**Problem to solve**: Type out the records that follow, exactly as given.

===============

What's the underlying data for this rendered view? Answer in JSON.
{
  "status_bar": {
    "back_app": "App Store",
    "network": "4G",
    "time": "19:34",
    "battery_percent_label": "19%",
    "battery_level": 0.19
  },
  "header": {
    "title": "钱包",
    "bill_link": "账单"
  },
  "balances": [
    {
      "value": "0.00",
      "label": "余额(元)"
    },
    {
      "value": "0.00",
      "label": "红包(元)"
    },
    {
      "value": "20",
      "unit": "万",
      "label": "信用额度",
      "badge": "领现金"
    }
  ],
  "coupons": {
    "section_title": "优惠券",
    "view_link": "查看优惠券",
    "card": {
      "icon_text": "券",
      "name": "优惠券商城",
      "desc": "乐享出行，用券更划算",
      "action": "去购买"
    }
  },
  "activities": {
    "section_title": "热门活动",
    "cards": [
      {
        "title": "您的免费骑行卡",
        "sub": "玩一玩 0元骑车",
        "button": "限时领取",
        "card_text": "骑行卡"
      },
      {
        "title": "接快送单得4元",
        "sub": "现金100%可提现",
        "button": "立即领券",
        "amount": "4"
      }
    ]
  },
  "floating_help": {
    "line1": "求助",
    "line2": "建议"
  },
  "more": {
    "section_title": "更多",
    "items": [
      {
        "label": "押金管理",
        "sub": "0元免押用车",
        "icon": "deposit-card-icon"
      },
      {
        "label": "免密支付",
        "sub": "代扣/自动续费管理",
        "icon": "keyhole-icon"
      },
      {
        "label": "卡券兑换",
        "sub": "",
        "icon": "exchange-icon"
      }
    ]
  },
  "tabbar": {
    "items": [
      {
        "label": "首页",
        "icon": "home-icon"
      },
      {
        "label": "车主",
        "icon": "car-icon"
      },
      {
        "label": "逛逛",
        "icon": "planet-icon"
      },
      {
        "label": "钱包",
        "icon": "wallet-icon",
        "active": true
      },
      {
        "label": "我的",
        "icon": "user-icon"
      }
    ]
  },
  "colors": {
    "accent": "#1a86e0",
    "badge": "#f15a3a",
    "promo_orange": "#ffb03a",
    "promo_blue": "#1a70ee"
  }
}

===============

**Answer for the task**:
What's the underlying data for this rendered view? Answer in JSON.
{
  "status_bar": {
    "back_app": "App Store",
    "network": "4G",
    "time": "19:34",
    "battery_percent_label": "19%",
    "battery_level": 0.19
  },
  "header": {
    "title": "钱包",
    "bill_link": "账单"
  },
  "balances": [
    {
      "value": "0.00",
      "label": "余额(元)"
    },
    {
      "value": "0.00",
      "label": "红包(元)"
    },
    {
      "value": "20",
      "unit": "万",
      "label": "信用额度",
      "badge": "领现金"
    }
  ],
  "coupons": {
    "section_title": "优惠券",
    "view_link": "查看优惠券",
    "card": {
      "icon_text": "券",
      "name": "优惠券商城",
      "desc": "乐享出行，用券更划算",
      "action": "去购买"
    }
  },
  "activities": {
    "section_title": "热门活动",
    "cards": [
      {
        "title": "您的免费骑行卡",
        "sub": "玩一玩 0元骑车",
        "button": "限时领取",
        "card_text": "骑行卡"
      },
      {
        "title": "接快送单得4元",
        "sub": "现金100%可提现",
        "button": "立即领券",
        "amount": "4"
      }
    ]
  },
  "floating_help": {
    "line1": "求助",
    "line2": "建议"
  },
  "more": {
    "section_title": "更多",
    "items": [
      {
        "label": "押金管理",
        "sub": "0元免押用车",
        "icon": "deposit-card-icon"
      },
      {
        "label": "免密支付",
        "sub": "代扣/自动续费管理",
        "icon": "keyhole-icon"
      },
      {
        "label": "卡券兑换",
        "sub": "",
        "icon": "exchange-icon"
      }
    ]
  },
  "tabbar": {
    "items": [
      {
        "label": "首页",
        "icon": "home-icon"
      },
      {
        "label": "车主",
        "icon": "car-icon"
      },
      {
        "label": "逛逛",
        "icon": "planet-icon"
      },
      {
        "label": "钱包",
        "icon": "wallet-icon",
        "active": true
      },
      {
        "label": "我的",
        "icon": "user-icon"
      }
    ]
  },
  "colors": {
    "accent": "#1a86e0",
    "badge": "#f15a3a",
    "promo_orange": "#ffb03a",
    "promo_blue": "#1a70ee"
  }
}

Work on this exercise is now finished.